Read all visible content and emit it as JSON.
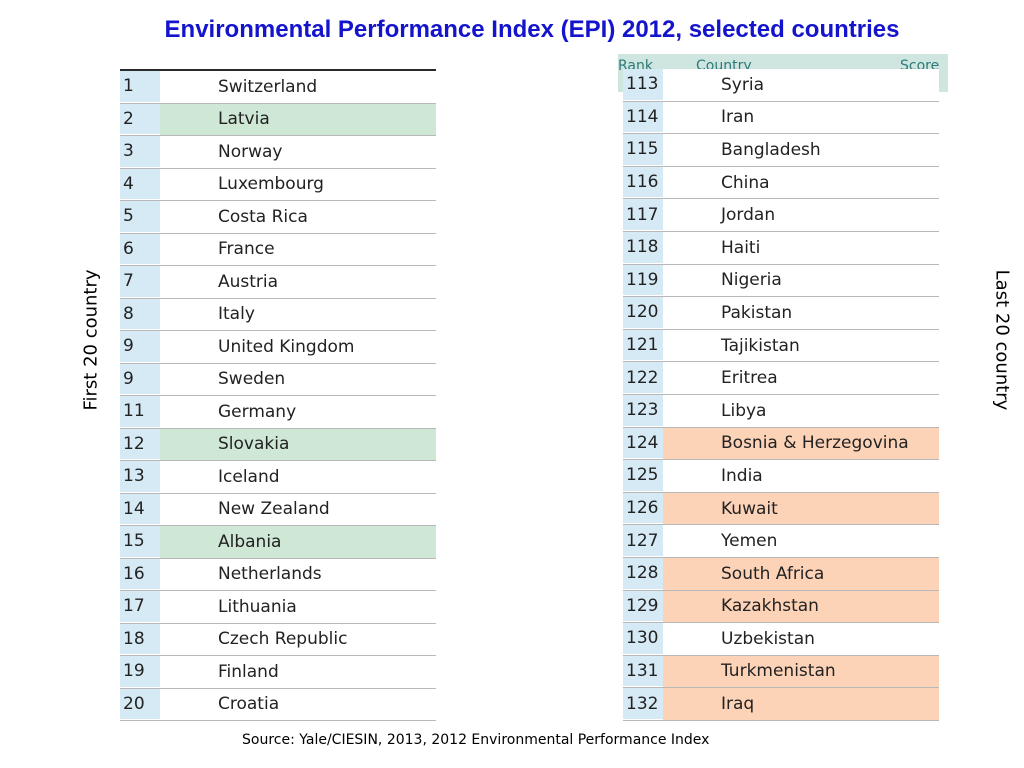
{
  "title": "Environmental Performance Index (EPI) 2012, selected countries",
  "left_label": "First 20 country",
  "right_label": "Last 20 country",
  "source": "Source: Yale/CIESIN, 2013, 2012 Environmental Performance Index",
  "right_header": {
    "rank": "Rank",
    "country": "Country",
    "score": "Score"
  },
  "colors": {
    "title": "#1414cc",
    "rank_bg": "#d6eaf5",
    "highlight_green": "#cfe8d5",
    "highlight_orange": "#fdd3b8"
  },
  "first20": [
    {
      "rank": "1",
      "country": "Switzerland",
      "highlight": ""
    },
    {
      "rank": "2",
      "country": "Latvia",
      "highlight": "green"
    },
    {
      "rank": "3",
      "country": "Norway",
      "highlight": ""
    },
    {
      "rank": "4",
      "country": "Luxembourg",
      "highlight": ""
    },
    {
      "rank": "5",
      "country": "Costa Rica",
      "highlight": ""
    },
    {
      "rank": "6",
      "country": "France",
      "highlight": ""
    },
    {
      "rank": "7",
      "country": "Austria",
      "highlight": ""
    },
    {
      "rank": "8",
      "country": "Italy",
      "highlight": ""
    },
    {
      "rank": "9",
      "country": "United Kingdom",
      "highlight": ""
    },
    {
      "rank": "9",
      "country": "Sweden",
      "highlight": ""
    },
    {
      "rank": "11",
      "country": "Germany",
      "highlight": ""
    },
    {
      "rank": "12",
      "country": "Slovakia",
      "highlight": "green"
    },
    {
      "rank": "13",
      "country": "Iceland",
      "highlight": ""
    },
    {
      "rank": "14",
      "country": "New Zealand",
      "highlight": ""
    },
    {
      "rank": "15",
      "country": "Albania",
      "highlight": "green"
    },
    {
      "rank": "16",
      "country": "Netherlands",
      "highlight": ""
    },
    {
      "rank": "17",
      "country": "Lithuania",
      "highlight": ""
    },
    {
      "rank": "18",
      "country": "Czech Republic",
      "highlight": ""
    },
    {
      "rank": "19",
      "country": "Finland",
      "highlight": ""
    },
    {
      "rank": "20",
      "country": "Croatia",
      "highlight": ""
    }
  ],
  "last20": [
    {
      "rank": "113",
      "country": "Syria",
      "highlight": ""
    },
    {
      "rank": "114",
      "country": "Iran",
      "highlight": ""
    },
    {
      "rank": "115",
      "country": "Bangladesh",
      "highlight": ""
    },
    {
      "rank": "116",
      "country": "China",
      "highlight": ""
    },
    {
      "rank": "117",
      "country": "Jordan",
      "highlight": ""
    },
    {
      "rank": "118",
      "country": "Haiti",
      "highlight": ""
    },
    {
      "rank": "119",
      "country": "Nigeria",
      "highlight": ""
    },
    {
      "rank": "120",
      "country": "Pakistan",
      "highlight": ""
    },
    {
      "rank": "121",
      "country": "Tajikistan",
      "highlight": ""
    },
    {
      "rank": "122",
      "country": "Eritrea",
      "highlight": ""
    },
    {
      "rank": "123",
      "country": "Libya",
      "highlight": ""
    },
    {
      "rank": "124",
      "country": "Bosnia & Herzegovina",
      "highlight": "orange"
    },
    {
      "rank": "125",
      "country": "India",
      "highlight": ""
    },
    {
      "rank": "126",
      "country": "Kuwait",
      "highlight": "orange"
    },
    {
      "rank": "127",
      "country": "Yemen",
      "highlight": ""
    },
    {
      "rank": "128",
      "country": "South Africa",
      "highlight": "orange"
    },
    {
      "rank": "129",
      "country": "Kazakhstan",
      "highlight": "orange"
    },
    {
      "rank": "130",
      "country": "Uzbekistan",
      "highlight": ""
    },
    {
      "rank": "131",
      "country": "Turkmenistan",
      "highlight": "orange"
    },
    {
      "rank": "132",
      "country": "Iraq",
      "highlight": "orange"
    }
  ]
}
□ □ □
(Short task): Every line of the material is to be quoted exactly, with no pictures carried over.

(Output below):
Read all visible content and emit it as JSON.
{
  "title": "Environmental Performance Index (EPI) 2012, selected countries",
  "left_label": "First 20 country",
  "right_label": "Last 20 country",
  "source": "Source: Yale/CIESIN, 2013, 2012 Environmental Performance Index",
  "right_header": {
    "rank": "Rank",
    "country": "Country",
    "score": "Score"
  },
  "colors": {
    "title": "#1414cc",
    "rank_bg": "#d6eaf5",
    "highlight_green": "#cfe8d5",
    "highlight_orange": "#fdd3b8"
  },
  "first20": [
    {
      "rank": "1",
      "country": "Switzerland",
      "highlight": ""
    },
    {
      "rank": "2",
      "country": "Latvia",
      "highlight": "green"
    },
    {
      "rank": "3",
      "country": "Norway",
      "highlight": ""
    },
    {
      "rank": "4",
      "country": "Luxembourg",
      "highlight": ""
    },
    {
      "rank": "5",
      "country": "Costa Rica",
      "highlight": ""
    },
    {
      "rank": "6",
      "country": "France",
      "highlight": ""
    },
    {
      "rank": "7",
      "country": "Austria",
      "highlight": ""
    },
    {
      "rank": "8",
      "country": "Italy",
      "highlight": ""
    },
    {
      "rank": "9",
      "country": "United Kingdom",
      "highlight": ""
    },
    {
      "rank": "9",
      "country": "Sweden",
      "highlight": ""
    },
    {
      "rank": "11",
      "country": "Germany",
      "highlight": ""
    },
    {
      "rank": "12",
      "country": "Slovakia",
      "highlight": "green"
    },
    {
      "rank": "13",
      "country": "Iceland",
      "highlight": ""
    },
    {
      "rank": "14",
      "country": "New Zealand",
      "highlight": ""
    },
    {
      "rank": "15",
      "country": "Albania",
      "highlight": "green"
    },
    {
      "rank": "16",
      "country": "Netherlands",
      "highlight": ""
    },
    {
      "rank": "17",
      "country": "Lithuania",
      "highlight": ""
    },
    {
      "rank": "18",
      "country": "Czech Republic",
      "highlight": ""
    },
    {
      "rank": "19",
      "country": "Finland",
      "highlight": ""
    },
    {
      "rank": "20",
      "country": "Croatia",
      "highlight": ""
    }
  ],
  "last20": [
    {
      "rank": "113",
      "country": "Syria",
      "highlight": ""
    },
    {
      "rank": "114",
      "country": "Iran",
      "highlight": ""
    },
    {
      "rank": "115",
      "country": "Bangladesh",
      "highlight": ""
    },
    {
      "rank": "116",
      "country": "China",
      "highlight": ""
    },
    {
      "rank": "117",
      "country": "Jordan",
      "highlight": ""
    },
    {
      "rank": "118",
      "country": "Haiti",
      "highlight": ""
    },
    {
      "rank": "119",
      "country": "Nigeria",
      "highlight": ""
    },
    {
      "rank": "120",
      "country": "Pakistan",
      "highlight": ""
    },
    {
      "rank": "121",
      "country": "Tajikistan",
      "highlight": ""
    },
    {
      "rank": "122",
      "country": "Eritrea",
      "highlight": ""
    },
    {
      "rank": "123",
      "country": "Libya",
      "highlight": ""
    },
    {
      "rank": "124",
      "country": "Bosnia & Herzegovina",
      "highlight": "orange"
    },
    {
      "rank": "125",
      "country": "India",
      "highlight": ""
    },
    {
      "rank": "126",
      "country": "Kuwait",
      "highlight": "orange"
    },
    {
      "rank": "127",
      "country": "Yemen",
      "highlight": ""
    },
    {
      "rank": "128",
      "country": "South Africa",
      "highlight": "orange"
    },
    {
      "rank": "129",
      "country": "Kazakhstan",
      "highlight": "orange"
    },
    {
      "rank": "130",
      "country": "Uzbekistan",
      "highlight": ""
    },
    {
      "rank": "131",
      "country": "Turkmenistan",
      "highlight": "orange"
    },
    {
      "rank": "132",
      "country": "Iraq",
      "highlight": "orange"
    }
  ]
}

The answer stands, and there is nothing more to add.